Across the entries, how many lines have the string "Preguntas" in them? Reply with only a number.
__________
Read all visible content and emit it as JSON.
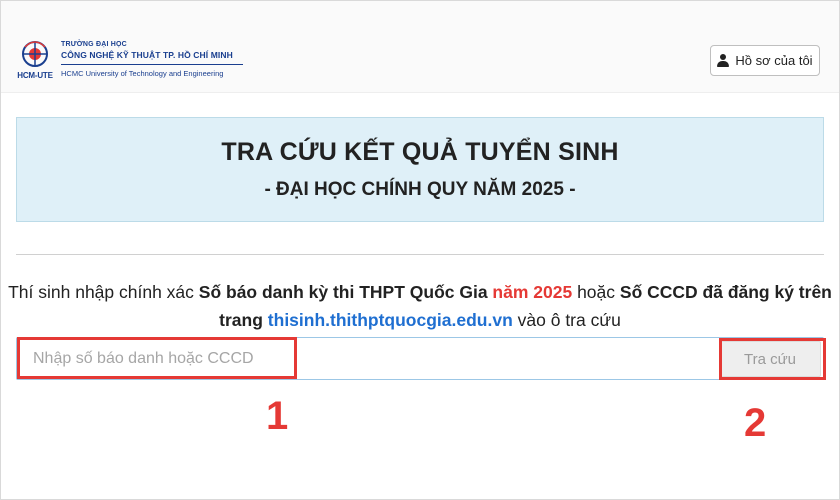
{
  "header": {
    "logo_text": "HCM-UTE",
    "school_prefix": "TRƯỜNG ĐẠI HỌC",
    "school_name": "CÔNG NGHỆ KỸ THUẬT TP. HỒ CHÍ MINH",
    "school_name_en": "HCMC University of Technology and Engineering",
    "profile_button_label": "Hồ sơ của tôi",
    "profile_icon": "user-icon"
  },
  "banner": {
    "title": "TRA CỨU KẾT QUẢ TUYỂN SINH",
    "subtitle": "-  ĐẠI HỌC CHÍNH QUY NĂM 2025  -"
  },
  "instruction": {
    "part1": "Thí sinh nhập chính xác ",
    "bold1": "Số báo danh kỳ thi THPT Quốc Gia ",
    "red": "năm 2025",
    "part2": " hoặc ",
    "bold2": "Số CCCD đã đăng ký trên trang",
    "part3": " ",
    "link": "thisinh.thithptquocgia.edu.vn",
    "part4": " vào ô tra cứu"
  },
  "search": {
    "placeholder": "Nhập số báo danh hoặc CCCD",
    "value": "",
    "button_label": "Tra cứu"
  },
  "annotations": {
    "label_1": "1",
    "label_2": "2",
    "highlight_color": "#e53935"
  },
  "colors": {
    "brand_blue": "#1a3f8f",
    "banner_bg": "#dff0f8",
    "link_blue": "#1f6fd1",
    "accent_red": "#e53935"
  }
}
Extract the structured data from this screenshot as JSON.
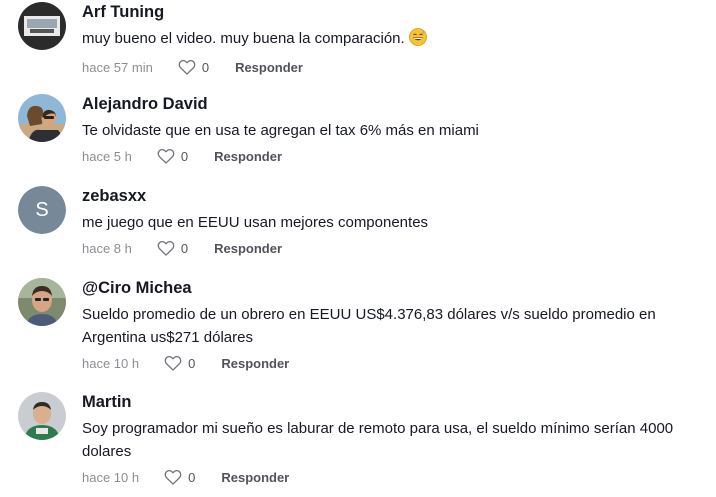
{
  "comments": [
    {
      "username": "Arf Tuning",
      "text": "muy bueno el video. muy buena la comparación.",
      "emoji": "grinning-sweat-emoji",
      "time": "hace 57 min",
      "likes": "0",
      "reply_label": "Responder"
    },
    {
      "username": "Alejandro David",
      "text": "Te olvidaste que en usa te agregan el tax 6% más en miami",
      "time": "hace 5 h",
      "likes": "0",
      "reply_label": "Responder"
    },
    {
      "username": "zebasxx",
      "avatar_letter": "S",
      "avatar_color": "#778899",
      "text": "me juego que en EEUU usan mejores componentes",
      "time": "hace 8 h",
      "likes": "0",
      "reply_label": "Responder"
    },
    {
      "username": "@Ciro Michea",
      "text": "Sueldo promedio de un obrero en EEUU US$4.376,83 dólares v/s sueldo promedio en Argentina us$271 dólares",
      "time": "hace 10 h",
      "likes": "0",
      "reply_label": "Responder"
    },
    {
      "username": "Martin",
      "text": "Soy programador mi sueño es laburar de remoto para usa, el sueldo mínimo serían 4000 dolares",
      "time": "hace 10 h",
      "likes": "0",
      "reply_label": "Responder"
    }
  ]
}
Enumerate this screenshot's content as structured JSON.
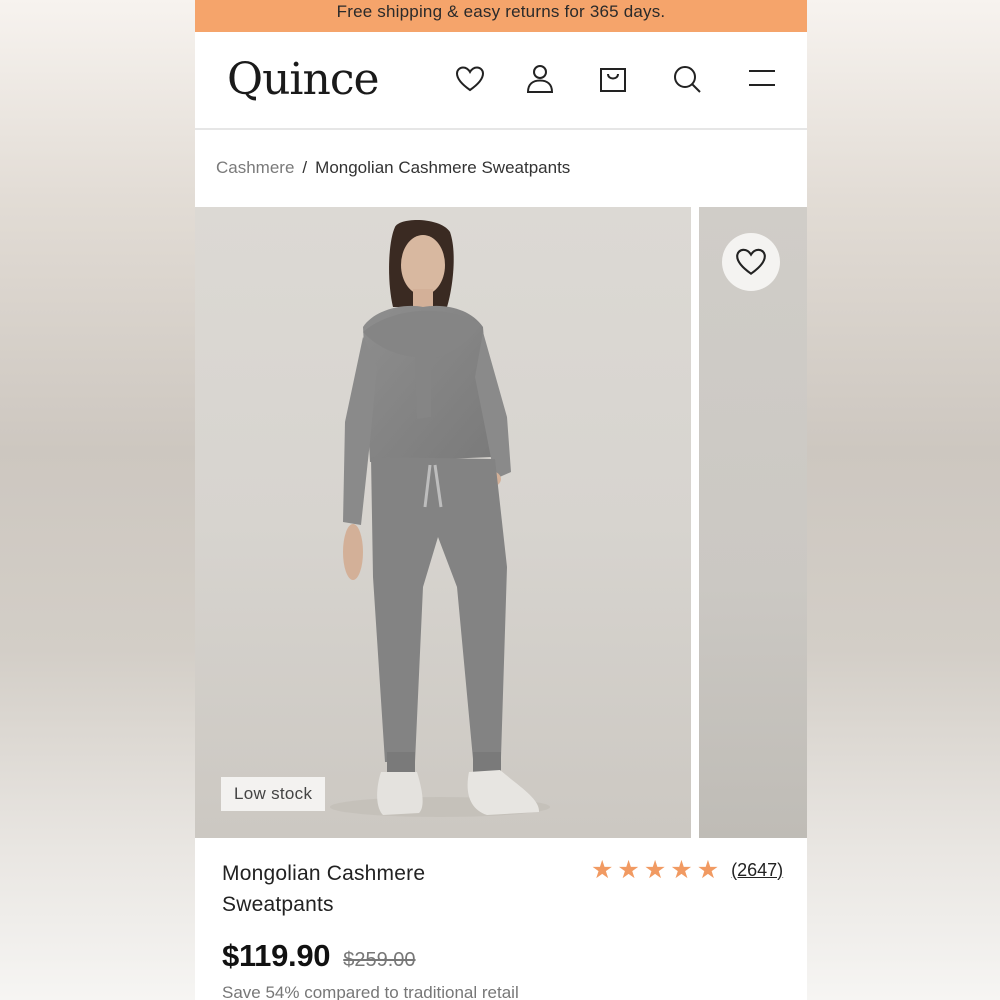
{
  "promo": {
    "text": "Free shipping & easy returns for 365 days."
  },
  "header": {
    "logo": "Quince",
    "icons": [
      "heart-icon",
      "account-icon",
      "bag-icon",
      "search-icon",
      "menu-icon"
    ]
  },
  "breadcrumb": {
    "parent": "Cashmere",
    "separator": "/",
    "current": "Mongolian Cashmere Sweatpants"
  },
  "gallery": {
    "badge": "Low stock",
    "photo_alt": "Model wearing grey cashmere sweater and sweatpants"
  },
  "product": {
    "title": "Mongolian Cashmere Sweatpants",
    "rating_stars": 5,
    "review_count": "(2647)",
    "price": "$119.90",
    "original_price": "$259.00",
    "savings_text": "Save 54% compared to traditional retail"
  },
  "colors": {
    "promo_bg": "#f5a46b",
    "star": "#f19a62"
  }
}
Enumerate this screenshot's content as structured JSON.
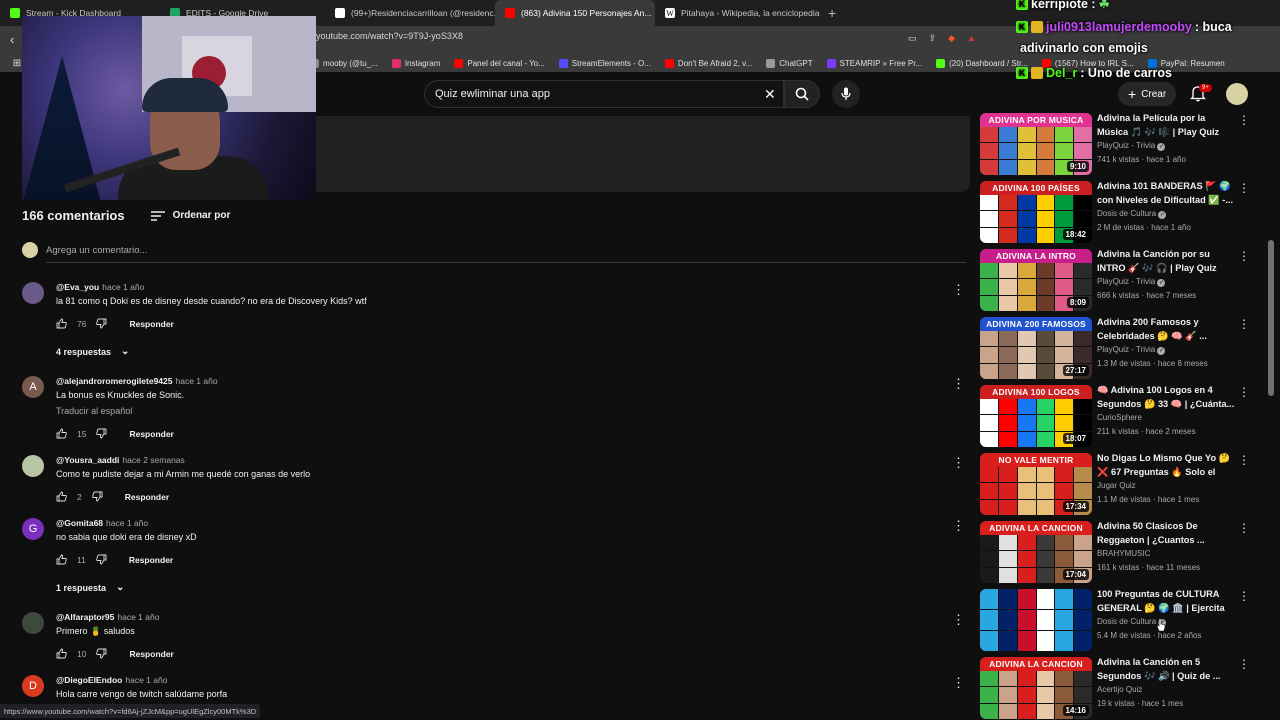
{
  "browser": {
    "tabs": [
      {
        "label": "Stream - Kick Dashboard",
        "color": "#53fc18"
      },
      {
        "label": "EDITS - Google Drive",
        "color": "#1fa463"
      },
      {
        "label": "(99+)Residenciacarrilloan (@residenc...",
        "color": "#ffffff"
      },
      {
        "label": "(863) Adivina 150 Personajes An...",
        "color": "#ff0000"
      },
      {
        "label": "Pitahaya - Wikipedia, la enciclopedia...",
        "color": "#ffffff"
      }
    ],
    "url": "youtube.com/watch?v=9T9J-yoS3X8",
    "bookmarks": [
      {
        "label": "mooby (@tu_...",
        "color": "#888888"
      },
      {
        "label": "Instagram",
        "color": "#e1306c"
      },
      {
        "label": "Panel del canal - Yo...",
        "color": "#ff0000"
      },
      {
        "label": "StreamElements - O...",
        "color": "#5b4bff"
      },
      {
        "label": "Don't Be Afraid 2, v...",
        "color": "#ff0000"
      },
      {
        "label": "ChatGPT",
        "color": "#9a9a9a"
      },
      {
        "label": "STEAMRIP » Free Pr...",
        "color": "#7a3cff"
      },
      {
        "label": "(20) Dashboard / Str...",
        "color": "#53fc18"
      },
      {
        "label": "(1567) How to IRL S...",
        "color": "#ff0000"
      },
      {
        "label": "PayPal: Resumen",
        "color": "#0070e0"
      }
    ]
  },
  "header": {
    "search_value": "Quiz ewliminar una app",
    "create_label": "Crear",
    "notification_count": "9+"
  },
  "chat": [
    {
      "user": "kerripiote :",
      "message": "",
      "user_color": "#ffffff"
    },
    {
      "user": "juli0913lamujerdemooby",
      "message": ": buca",
      "user_color": "#c24bff"
    },
    {
      "user": "",
      "message": "adivinarlo con emojis",
      "user_color": "#ffffff"
    },
    {
      "user": "Del_r",
      "message": ": Uno de carros",
      "user_color": "#53fc18"
    }
  ],
  "comments_section": {
    "count_label": "166 comentarios",
    "sort_label": "Ordenar por",
    "add_placeholder": "Agrega un comentario...",
    "comments": [
      {
        "author": "@Eva_you",
        "time": "hace 1 año",
        "text": "la 81 como q Doki es de disney desde cuando? no era de Discovery Kids? wtf",
        "likes": "76",
        "avatar_letter": "",
        "avatar_color": "#6a5a8a",
        "replies": "4 respuestas"
      },
      {
        "author": "@alejandroromerogilete9425",
        "time": "hace 1 año",
        "text": "La bonus es Knuckles de Sonic.",
        "translate": "Traducir al español",
        "likes": "15",
        "avatar_letter": "A",
        "avatar_color": "#7a5a4e",
        "replies": ""
      },
      {
        "author": "@Yousra_aaddi",
        "time": "hace 2 semanas",
        "text": "Como te pudiste dejar a mi Armin me quedé con ganas de verlo",
        "likes": "2",
        "avatar_letter": "",
        "avatar_color": "#b9c6a3",
        "replies": ""
      },
      {
        "author": "@Gomita68",
        "time": "hace 1 año",
        "text": "no sabia que doki era de disney xD",
        "likes": "11",
        "avatar_letter": "G",
        "avatar_color": "#7b2fbf",
        "replies": "1 respuesta"
      },
      {
        "author": "@Alfaraptor95",
        "time": "hace 1 año",
        "text": "Primero 🍍 saludos",
        "likes": "10",
        "avatar_letter": "",
        "avatar_color": "#3b4a3a",
        "replies": ""
      },
      {
        "author": "@DiegoElEndoo",
        "time": "hace 1 año",
        "text": "Hola carre vengo de twitch salúdame porfa",
        "likes": "",
        "avatar_letter": "D",
        "avatar_color": "#d93b1f",
        "replies": ""
      }
    ],
    "reply_label": "Responder"
  },
  "status_url": "https://www.youtube.com/watch?v=fd6Aj-jZJcM&pp=ugUlEgZlcy00MTk%3D",
  "recommendations": [
    {
      "banner": "ADIVINA POR MUSICA",
      "banner_color": "#e0338f",
      "title": "Adivina la Película por la Música 🎵 🎶 🎼 | Play Quiz de...",
      "channel": "PlayQuiz - Trivia",
      "verified": true,
      "meta": "741 k vistas · hace 1 año",
      "duration": "9:10",
      "palette": [
        "#d43b3b",
        "#3b7bd4",
        "#e0c03b",
        "#d47b3b",
        "#7bd43b",
        "#e06fa6"
      ]
    },
    {
      "banner": "ADIVINA 100 PAÍSES",
      "banner_color": "#cc1f1f",
      "title": "Adivina 101 BANDERAS 🚩 🌍 con Niveles de Dificultad ✅ -...",
      "channel": "Dosis de Cultura",
      "verified": true,
      "meta": "2 M de vistas · hace 1 año",
      "duration": "18:42",
      "palette": [
        "#ffffff",
        "#d52b1e",
        "#0039a6",
        "#ffce00",
        "#009b3a",
        "#000000"
      ]
    },
    {
      "banner": "ADIVINA LA INTRO",
      "banner_color": "#c61e8a",
      "title": "Adivina la Canción por su INTRO 🎸 🎶 🎧 | Play Quiz de...",
      "channel": "PlayQuiz - Trivia",
      "verified": true,
      "meta": "666 k vistas · hace 7 meses",
      "duration": "8:09",
      "palette": [
        "#3bb34a",
        "#e8c9a6",
        "#d9a83b",
        "#6b3b2a",
        "#e05a8a",
        "#2a2a2a"
      ]
    },
    {
      "banner": "ADIVINA 200 FAMOSOS",
      "banner_color": "#1f52cc",
      "title": "Adivina 200 Famosos y Celebridades 🤔 🧠 🎸 ...",
      "channel": "PlayQuiz - Trivia",
      "verified": true,
      "meta": "1.3 M de vistas · hace 8 meses",
      "duration": "27:17",
      "palette": [
        "#c9a48a",
        "#8a6b5a",
        "#e0c9b0",
        "#5a4a3a",
        "#d4b49a",
        "#3a2a2a"
      ]
    },
    {
      "banner": "ADIVINA 100 LOGOS",
      "banner_color": "#cc1f1f",
      "title": "🧠 Adivina 100 Logos en 4 Segundos 🤔 33 🧠 | ¿Cuánta...",
      "channel": "CurioSphere",
      "verified": false,
      "meta": "211 k vistas · hace 2 meses",
      "duration": "18:07",
      "palette": [
        "#ffffff",
        "#ff0000",
        "#1877f2",
        "#25d366",
        "#ffcc00",
        "#000000"
      ]
    },
    {
      "banner": "NO VALE MENTIR",
      "banner_color": "#d91e1e",
      "title": "No Digas Lo Mismo Que Yo 🤔 ❌ 67 Preguntas 🔥 Solo el 5%...",
      "channel": "Jugar Quiz",
      "verified": false,
      "meta": "1.1 M de vistas · hace 1 mes",
      "duration": "17:34",
      "palette": [
        "#d91e1e",
        "#d91e1e",
        "#e8c07a",
        "#e8c07a",
        "#d91e1e",
        "#b58a4a"
      ]
    },
    {
      "banner": "ADIVINA LA CANCION",
      "banner_color": "#d91e1e",
      "title": "Adivina 50 Clasicos De Reggaeton | ¿Cuantos ...",
      "channel": "BRAHYMUSIC",
      "verified": false,
      "meta": "161 k vistas · hace 11 meses",
      "duration": "17:04",
      "palette": [
        "#1a1a1a",
        "#e0e0e0",
        "#d91e1e",
        "#3a3a3a",
        "#8a5a3a",
        "#c9a48a"
      ]
    },
    {
      "banner": "",
      "banner_color": "#2aa6e0",
      "title": "100 Preguntas de CULTURA GENERAL 🤔 🌍 🏛️ | Ejercita t...",
      "channel": "Dosis de Cultura",
      "verified": true,
      "meta": "5.4 M de vistas · hace 2 años",
      "duration": "",
      "palette": [
        "#2aa6e0",
        "#012169",
        "#c8102e",
        "#ffffff",
        "#2aa6e0",
        "#012169"
      ]
    },
    {
      "banner": "ADIVINA LA CANCION",
      "banner_color": "#d91e1e",
      "title": "Adivina la Canción en 5 Segundos 🎶 🔊 | Quiz de ...",
      "channel": "Acertijo Quiz",
      "verified": false,
      "meta": "19 k vistas · hace 1 mes",
      "duration": "14:16",
      "palette": [
        "#3bb34a",
        "#c9a48a",
        "#d91e1e",
        "#e8c9a6",
        "#8a5a3a",
        "#2a2a2a"
      ]
    }
  ]
}
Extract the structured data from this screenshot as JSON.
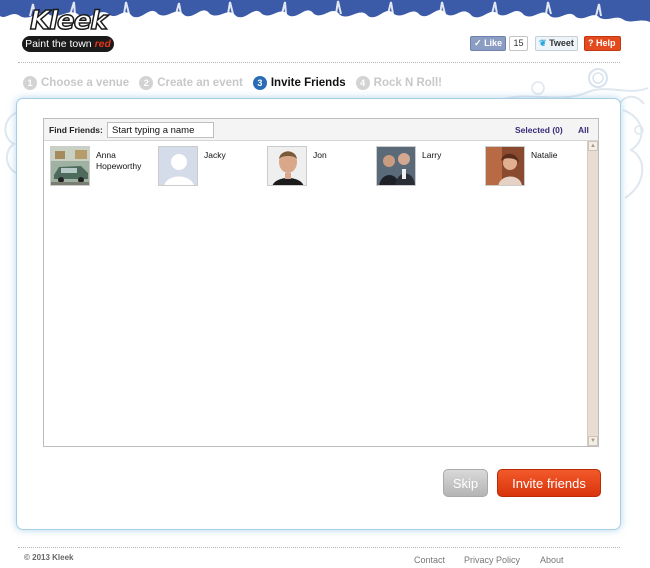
{
  "brand": {
    "logo_text": "Kleek",
    "tagline_main": "Paint the town ",
    "tagline_accent": "red",
    "colors": {
      "crowd_blue": "#3b5aa7",
      "accent_red": "#e2351c",
      "step_active": "#2a6db6"
    }
  },
  "social": {
    "like_label": "Like",
    "like_count": "15",
    "tweet_label": "Tweet",
    "help_label": "Help"
  },
  "steps": [
    {
      "num": "1",
      "label": "Choose a venue"
    },
    {
      "num": "2",
      "label": "Create an event"
    },
    {
      "num": "3",
      "label": "Invite Friends"
    },
    {
      "num": "4",
      "label": "Rock N Roll!"
    }
  ],
  "finder": {
    "label": "Find Friends:",
    "placeholder": "Start typing a name",
    "selected": "Selected (0)",
    "all": "All"
  },
  "friends": [
    {
      "name": "Anna Hopeworthy",
      "photo": "car-photo"
    },
    {
      "name": "Jacky",
      "photo": "default-silhouette"
    },
    {
      "name": "Jon",
      "photo": "portrait-photo"
    },
    {
      "name": "Larry",
      "photo": "two-men-photo"
    },
    {
      "name": "Natalie",
      "photo": "woman-photo"
    }
  ],
  "actions": {
    "skip": "Skip",
    "invite": "Invite friends"
  },
  "footer": {
    "copyright": "© 2013 Kleek",
    "links": [
      "Contact",
      "Privacy Policy",
      "About"
    ]
  }
}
__________
## The output
2